▼

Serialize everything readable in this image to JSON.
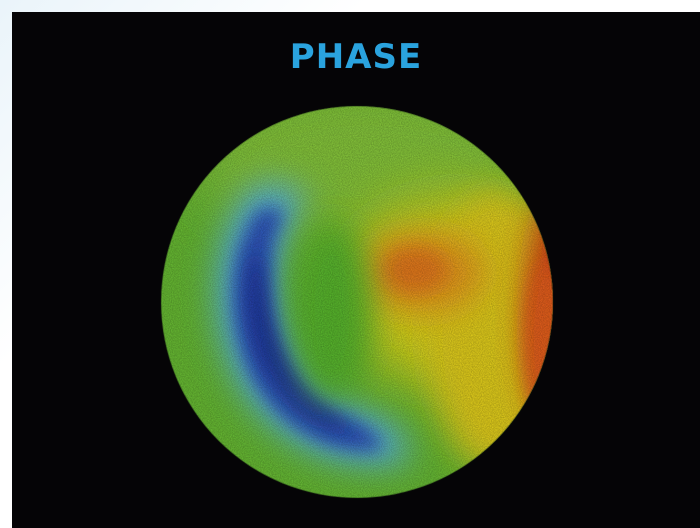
{
  "figure": {
    "title": "PHASE",
    "title_color": "#2aa3de",
    "background_color": "#050406",
    "subject": "circular-phase-map",
    "colormap": [
      "#1f3aa8",
      "#4fa6e8",
      "#7cc83a",
      "#5fbf2e",
      "#e8e020",
      "#f59a1c",
      "#e03a14"
    ]
  }
}
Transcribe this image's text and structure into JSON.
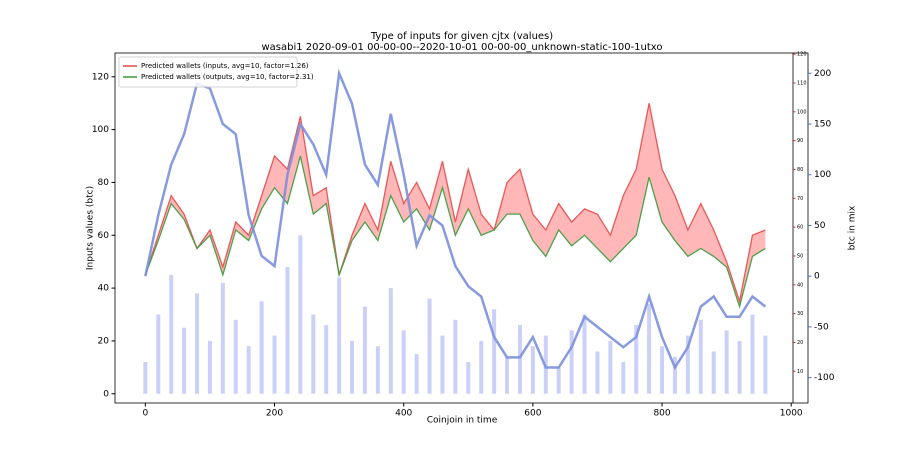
{
  "chart_data": {
    "type": "line",
    "title": "Type of inputs for given cjtx (values)",
    "subtitle": "wasabi1 2020-09-01 00-00-00--2020-10-01 00-00-00_unknown-static-100-1utxo",
    "x_label": "Coinjoin in time",
    "y_label": "Inputs values (btc)",
    "y2_label": "btc in mix",
    "x": [
      0,
      20,
      40,
      60,
      80,
      100,
      120,
      140,
      160,
      180,
      200,
      220,
      240,
      260,
      280,
      300,
      320,
      340,
      360,
      380,
      400,
      420,
      440,
      460,
      480,
      500,
      520,
      540,
      560,
      580,
      600,
      620,
      640,
      660,
      680,
      700,
      720,
      740,
      760,
      780,
      800,
      820,
      840,
      860,
      880,
      900,
      920,
      940,
      960
    ],
    "series": [
      {
        "name": "Predicted wallets (inputs, avg=10, factor=1.26)",
        "color": "#e8494a",
        "values": [
          45,
          60,
          75,
          68,
          55,
          62,
          48,
          65,
          60,
          75,
          90,
          85,
          105,
          75,
          78,
          45,
          60,
          72,
          62,
          88,
          72,
          80,
          70,
          88,
          65,
          85,
          68,
          62,
          80,
          85,
          68,
          62,
          72,
          65,
          70,
          68,
          60,
          75,
          85,
          110,
          85,
          75,
          62,
          72,
          62,
          50,
          35,
          60,
          62
        ]
      },
      {
        "name": "Predicted wallets (outputs, avg=10, factor=2.31)",
        "color": "#3a9a3a",
        "values": [
          45,
          58,
          72,
          66,
          55,
          60,
          45,
          62,
          58,
          70,
          78,
          72,
          90,
          68,
          72,
          45,
          58,
          65,
          58,
          75,
          65,
          70,
          62,
          78,
          60,
          70,
          60,
          62,
          68,
          68,
          58,
          52,
          62,
          56,
          60,
          55,
          50,
          55,
          60,
          82,
          65,
          58,
          52,
          55,
          52,
          48,
          33,
          52,
          55
        ]
      },
      {
        "color": "#7b8fdc",
        "axis": "y2",
        "style": "line",
        "values": [
          0,
          60,
          110,
          140,
          190,
          185,
          150,
          140,
          60,
          20,
          10,
          100,
          150,
          130,
          100,
          200,
          170,
          110,
          90,
          160,
          100,
          30,
          60,
          50,
          10,
          -10,
          -20,
          -60,
          -80,
          -80,
          -60,
          -90,
          -90,
          -70,
          -40,
          -50,
          -60,
          -70,
          -60,
          -20,
          -60,
          -90,
          -70,
          -30,
          -20,
          -40,
          -40,
          -20,
          -30
        ]
      },
      {
        "color": "#a9b0f3",
        "style": "bar",
        "values": [
          12,
          30,
          45,
          25,
          38,
          20,
          42,
          28,
          18,
          35,
          22,
          48,
          60,
          30,
          26,
          44,
          20,
          33,
          18,
          40,
          24,
          15,
          36,
          22,
          28,
          12,
          20,
          32,
          14,
          26,
          18,
          22,
          10,
          24,
          30,
          16,
          20,
          12,
          26,
          34,
          18,
          14,
          22,
          28,
          16,
          24,
          20,
          30,
          22
        ]
      }
    ],
    "fill_color": "#ffaaaa",
    "xlim": [
      -47,
      1026
    ],
    "xticks": [
      0,
      200,
      400,
      600,
      800,
      1000
    ],
    "ylim": [
      -3.5,
      129
    ],
    "yticks": [
      0,
      20,
      40,
      60,
      80,
      100,
      120
    ],
    "y2lim": [
      -125,
      220
    ],
    "y2ticks": [
      -100,
      -50,
      0,
      50,
      100,
      150,
      200
    ],
    "y2color": "#4a6fd0",
    "y3lim": [
      -1,
      120.4
    ],
    "y3ticks": [
      10,
      20,
      30,
      40,
      50,
      60,
      70,
      80,
      90,
      100,
      110,
      120
    ],
    "y3color": "#d62728",
    "legend": "upper left"
  }
}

▲

Exercise:
Reproduce every entry exactly, but omit each picture.

Exercise output:
Serialize everything readable in this image to JSON.
{
  "figure": {
    "title": "PHASE",
    "title_color": "#2aa3de",
    "background_color": "#050406",
    "subject": "circular-phase-map",
    "colormap": [
      "#1f3aa8",
      "#4fa6e8",
      "#7cc83a",
      "#5fbf2e",
      "#e8e020",
      "#f59a1c",
      "#e03a14"
    ]
  }
}
Transcribe this image's text and structure into JSON.
{
  "chart_data": {
    "type": "line",
    "title": "Type of inputs for given cjtx (values)",
    "subtitle": "wasabi1 2020-09-01 00-00-00--2020-10-01 00-00-00_unknown-static-100-1utxo",
    "x_label": "Coinjoin in time",
    "y_label": "Inputs values (btc)",
    "y2_label": "btc in mix",
    "x": [
      0,
      20,
      40,
      60,
      80,
      100,
      120,
      140,
      160,
      180,
      200,
      220,
      240,
      260,
      280,
      300,
      320,
      340,
      360,
      380,
      400,
      420,
      440,
      460,
      480,
      500,
      520,
      540,
      560,
      580,
      600,
      620,
      640,
      660,
      680,
      700,
      720,
      740,
      760,
      780,
      800,
      820,
      840,
      860,
      880,
      900,
      920,
      940,
      960
    ],
    "series": [
      {
        "name": "Predicted wallets (inputs, avg=10, factor=1.26)",
        "color": "#e8494a",
        "values": [
          45,
          60,
          75,
          68,
          55,
          62,
          48,
          65,
          60,
          75,
          90,
          85,
          105,
          75,
          78,
          45,
          60,
          72,
          62,
          88,
          72,
          80,
          70,
          88,
          65,
          85,
          68,
          62,
          80,
          85,
          68,
          62,
          72,
          65,
          70,
          68,
          60,
          75,
          85,
          110,
          85,
          75,
          62,
          72,
          62,
          50,
          35,
          60,
          62
        ]
      },
      {
        "name": "Predicted wallets (outputs, avg=10, factor=2.31)",
        "color": "#3a9a3a",
        "values": [
          45,
          58,
          72,
          66,
          55,
          60,
          45,
          62,
          58,
          70,
          78,
          72,
          90,
          68,
          72,
          45,
          58,
          65,
          58,
          75,
          65,
          70,
          62,
          78,
          60,
          70,
          60,
          62,
          68,
          68,
          58,
          52,
          62,
          56,
          60,
          55,
          50,
          55,
          60,
          82,
          65,
          58,
          52,
          55,
          52,
          48,
          33,
          52,
          55
        ]
      },
      {
        "color": "#7b8fdc",
        "axis": "y2",
        "style": "line",
        "values": [
          0,
          60,
          110,
          140,
          190,
          185,
          150,
          140,
          60,
          20,
          10,
          100,
          150,
          130,
          100,
          200,
          170,
          110,
          90,
          160,
          100,
          30,
          60,
          50,
          10,
          -10,
          -20,
          -60,
          -80,
          -80,
          -60,
          -90,
          -90,
          -70,
          -40,
          -50,
          -60,
          -70,
          -60,
          -20,
          -60,
          -90,
          -70,
          -30,
          -20,
          -40,
          -40,
          -20,
          -30
        ]
      },
      {
        "color": "#a9b0f3",
        "style": "bar",
        "values": [
          12,
          30,
          45,
          25,
          38,
          20,
          42,
          28,
          18,
          35,
          22,
          48,
          60,
          30,
          26,
          44,
          20,
          33,
          18,
          40,
          24,
          15,
          36,
          22,
          28,
          12,
          20,
          32,
          14,
          26,
          18,
          22,
          10,
          24,
          30,
          16,
          20,
          12,
          26,
          34,
          18,
          14,
          22,
          28,
          16,
          24,
          20,
          30,
          22
        ]
      }
    ],
    "fill_color": "#ffaaaa",
    "xlim": [
      -47,
      1026
    ],
    "xticks": [
      0,
      200,
      400,
      600,
      800,
      1000
    ],
    "ylim": [
      -3.5,
      129
    ],
    "yticks": [
      0,
      20,
      40,
      60,
      80,
      100,
      120
    ],
    "y2lim": [
      -125,
      220
    ],
    "y2ticks": [
      -100,
      -50,
      0,
      50,
      100,
      150,
      200
    ],
    "y2color": "#4a6fd0",
    "y3lim": [
      -1,
      120.4
    ],
    "y3ticks": [
      10,
      20,
      30,
      40,
      50,
      60,
      70,
      80,
      90,
      100,
      110,
      120
    ],
    "y3color": "#d62728",
    "legend": "upper left"
  }
}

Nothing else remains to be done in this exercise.